Given information ▸
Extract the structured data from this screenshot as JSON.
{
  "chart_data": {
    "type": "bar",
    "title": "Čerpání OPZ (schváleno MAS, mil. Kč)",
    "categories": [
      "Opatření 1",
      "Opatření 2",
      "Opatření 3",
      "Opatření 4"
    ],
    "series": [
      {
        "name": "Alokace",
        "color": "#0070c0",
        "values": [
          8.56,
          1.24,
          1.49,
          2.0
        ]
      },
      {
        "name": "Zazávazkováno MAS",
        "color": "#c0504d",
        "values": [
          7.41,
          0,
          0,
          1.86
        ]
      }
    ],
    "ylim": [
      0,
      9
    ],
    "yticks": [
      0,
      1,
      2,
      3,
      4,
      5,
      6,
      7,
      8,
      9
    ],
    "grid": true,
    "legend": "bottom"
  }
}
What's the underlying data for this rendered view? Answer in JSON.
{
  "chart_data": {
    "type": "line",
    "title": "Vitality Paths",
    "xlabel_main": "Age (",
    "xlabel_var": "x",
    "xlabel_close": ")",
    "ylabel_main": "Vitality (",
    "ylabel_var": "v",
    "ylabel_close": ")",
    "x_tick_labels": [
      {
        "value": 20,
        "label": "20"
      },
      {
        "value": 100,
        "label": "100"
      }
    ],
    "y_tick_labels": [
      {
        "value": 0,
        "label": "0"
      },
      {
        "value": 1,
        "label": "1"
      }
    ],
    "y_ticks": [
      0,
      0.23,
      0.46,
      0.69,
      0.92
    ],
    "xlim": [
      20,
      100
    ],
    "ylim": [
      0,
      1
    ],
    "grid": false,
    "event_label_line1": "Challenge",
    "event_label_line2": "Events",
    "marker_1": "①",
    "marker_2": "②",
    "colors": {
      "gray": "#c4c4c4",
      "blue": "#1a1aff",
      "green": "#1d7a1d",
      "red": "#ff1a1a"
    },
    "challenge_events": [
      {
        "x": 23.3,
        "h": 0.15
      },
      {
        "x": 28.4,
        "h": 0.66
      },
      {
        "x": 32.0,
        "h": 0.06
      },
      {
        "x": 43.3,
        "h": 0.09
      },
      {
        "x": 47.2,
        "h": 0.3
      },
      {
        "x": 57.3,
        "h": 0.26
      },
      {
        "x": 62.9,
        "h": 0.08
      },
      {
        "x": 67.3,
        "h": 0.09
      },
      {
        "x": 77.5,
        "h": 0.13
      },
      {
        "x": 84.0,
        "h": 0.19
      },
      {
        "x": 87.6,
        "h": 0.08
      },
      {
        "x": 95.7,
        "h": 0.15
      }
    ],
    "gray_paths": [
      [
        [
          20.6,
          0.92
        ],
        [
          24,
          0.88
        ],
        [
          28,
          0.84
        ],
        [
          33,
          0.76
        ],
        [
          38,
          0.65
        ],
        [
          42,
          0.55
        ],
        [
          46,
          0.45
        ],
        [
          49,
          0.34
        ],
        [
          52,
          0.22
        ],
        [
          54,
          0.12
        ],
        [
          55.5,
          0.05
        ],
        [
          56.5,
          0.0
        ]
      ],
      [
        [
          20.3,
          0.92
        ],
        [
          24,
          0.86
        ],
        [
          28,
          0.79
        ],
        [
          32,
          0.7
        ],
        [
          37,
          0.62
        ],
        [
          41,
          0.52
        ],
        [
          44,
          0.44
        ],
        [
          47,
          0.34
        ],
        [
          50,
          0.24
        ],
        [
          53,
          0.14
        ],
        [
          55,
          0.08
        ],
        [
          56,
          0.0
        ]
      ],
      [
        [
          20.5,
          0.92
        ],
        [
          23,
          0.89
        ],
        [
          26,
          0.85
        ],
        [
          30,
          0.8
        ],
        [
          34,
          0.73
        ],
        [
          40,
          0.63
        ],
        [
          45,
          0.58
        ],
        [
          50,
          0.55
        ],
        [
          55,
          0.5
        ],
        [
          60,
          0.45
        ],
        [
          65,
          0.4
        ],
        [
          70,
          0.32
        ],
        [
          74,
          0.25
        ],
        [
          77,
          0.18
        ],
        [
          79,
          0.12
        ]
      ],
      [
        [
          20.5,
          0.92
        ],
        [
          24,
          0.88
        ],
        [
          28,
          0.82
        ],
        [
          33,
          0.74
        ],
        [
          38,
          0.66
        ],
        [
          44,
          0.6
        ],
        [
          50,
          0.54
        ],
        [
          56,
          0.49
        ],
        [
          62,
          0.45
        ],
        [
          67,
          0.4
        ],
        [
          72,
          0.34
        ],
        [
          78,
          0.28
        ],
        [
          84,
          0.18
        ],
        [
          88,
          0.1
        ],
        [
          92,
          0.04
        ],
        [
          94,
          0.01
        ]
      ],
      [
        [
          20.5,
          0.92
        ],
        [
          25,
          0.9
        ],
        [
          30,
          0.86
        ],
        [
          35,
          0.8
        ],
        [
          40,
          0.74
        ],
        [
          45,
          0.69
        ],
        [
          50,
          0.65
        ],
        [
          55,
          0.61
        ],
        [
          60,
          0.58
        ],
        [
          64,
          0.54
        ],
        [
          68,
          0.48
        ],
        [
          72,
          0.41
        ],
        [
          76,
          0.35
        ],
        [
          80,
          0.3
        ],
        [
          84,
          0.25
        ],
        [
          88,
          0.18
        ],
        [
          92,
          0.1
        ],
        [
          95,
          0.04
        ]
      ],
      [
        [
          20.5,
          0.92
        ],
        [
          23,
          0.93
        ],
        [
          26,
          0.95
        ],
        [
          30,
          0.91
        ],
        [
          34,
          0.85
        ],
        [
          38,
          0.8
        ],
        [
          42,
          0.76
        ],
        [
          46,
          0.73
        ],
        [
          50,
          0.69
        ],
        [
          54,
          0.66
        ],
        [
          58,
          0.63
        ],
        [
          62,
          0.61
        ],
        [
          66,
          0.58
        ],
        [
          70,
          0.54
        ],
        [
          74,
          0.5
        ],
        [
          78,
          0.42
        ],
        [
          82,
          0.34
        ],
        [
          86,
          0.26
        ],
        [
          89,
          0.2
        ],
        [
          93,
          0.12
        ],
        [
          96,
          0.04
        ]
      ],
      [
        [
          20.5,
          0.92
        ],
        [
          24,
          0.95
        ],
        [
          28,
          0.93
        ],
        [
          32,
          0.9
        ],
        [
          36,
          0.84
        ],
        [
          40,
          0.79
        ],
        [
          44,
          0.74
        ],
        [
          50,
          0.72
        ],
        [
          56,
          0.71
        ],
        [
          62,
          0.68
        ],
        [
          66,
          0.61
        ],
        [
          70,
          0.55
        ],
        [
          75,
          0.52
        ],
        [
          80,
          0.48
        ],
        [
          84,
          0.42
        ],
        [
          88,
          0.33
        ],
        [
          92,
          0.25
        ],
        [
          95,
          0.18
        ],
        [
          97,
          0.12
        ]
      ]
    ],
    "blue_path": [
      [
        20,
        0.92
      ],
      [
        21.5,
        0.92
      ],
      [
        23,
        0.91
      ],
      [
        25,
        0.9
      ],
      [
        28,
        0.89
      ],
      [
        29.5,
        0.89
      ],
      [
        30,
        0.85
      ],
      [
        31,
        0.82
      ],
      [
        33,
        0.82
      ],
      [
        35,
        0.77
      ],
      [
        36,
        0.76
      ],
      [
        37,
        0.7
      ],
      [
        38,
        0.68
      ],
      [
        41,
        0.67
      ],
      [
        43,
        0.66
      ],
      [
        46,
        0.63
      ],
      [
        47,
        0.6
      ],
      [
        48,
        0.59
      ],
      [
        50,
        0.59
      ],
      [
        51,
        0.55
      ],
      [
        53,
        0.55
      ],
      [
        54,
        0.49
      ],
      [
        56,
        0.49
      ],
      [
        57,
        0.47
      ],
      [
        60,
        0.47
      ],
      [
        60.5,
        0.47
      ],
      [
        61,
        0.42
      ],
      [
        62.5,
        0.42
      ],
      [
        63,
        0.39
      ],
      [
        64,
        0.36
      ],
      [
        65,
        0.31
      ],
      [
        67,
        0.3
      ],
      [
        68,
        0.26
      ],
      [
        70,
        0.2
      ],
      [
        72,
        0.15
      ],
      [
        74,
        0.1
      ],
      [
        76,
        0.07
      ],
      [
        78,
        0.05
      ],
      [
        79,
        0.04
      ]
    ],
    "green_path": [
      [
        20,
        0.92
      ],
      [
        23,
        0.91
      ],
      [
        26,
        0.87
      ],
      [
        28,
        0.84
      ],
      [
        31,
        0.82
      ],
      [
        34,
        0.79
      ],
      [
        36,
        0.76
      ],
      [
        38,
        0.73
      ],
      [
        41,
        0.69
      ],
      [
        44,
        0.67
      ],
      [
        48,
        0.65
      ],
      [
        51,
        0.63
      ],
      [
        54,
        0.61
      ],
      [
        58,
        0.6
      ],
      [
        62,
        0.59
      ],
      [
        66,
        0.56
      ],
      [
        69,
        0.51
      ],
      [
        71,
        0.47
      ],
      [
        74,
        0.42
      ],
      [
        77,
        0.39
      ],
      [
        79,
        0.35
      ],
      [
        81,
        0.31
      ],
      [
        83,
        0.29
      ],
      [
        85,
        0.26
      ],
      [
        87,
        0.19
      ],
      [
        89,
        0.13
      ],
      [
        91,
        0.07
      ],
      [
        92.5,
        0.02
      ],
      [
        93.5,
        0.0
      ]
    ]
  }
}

Task details ▸ In the records above, collect each line with "this".

Reply ▸
Extract the structured data from this screenshot as JSON.
What's the underlying data for this rendered view? Answer in JSON.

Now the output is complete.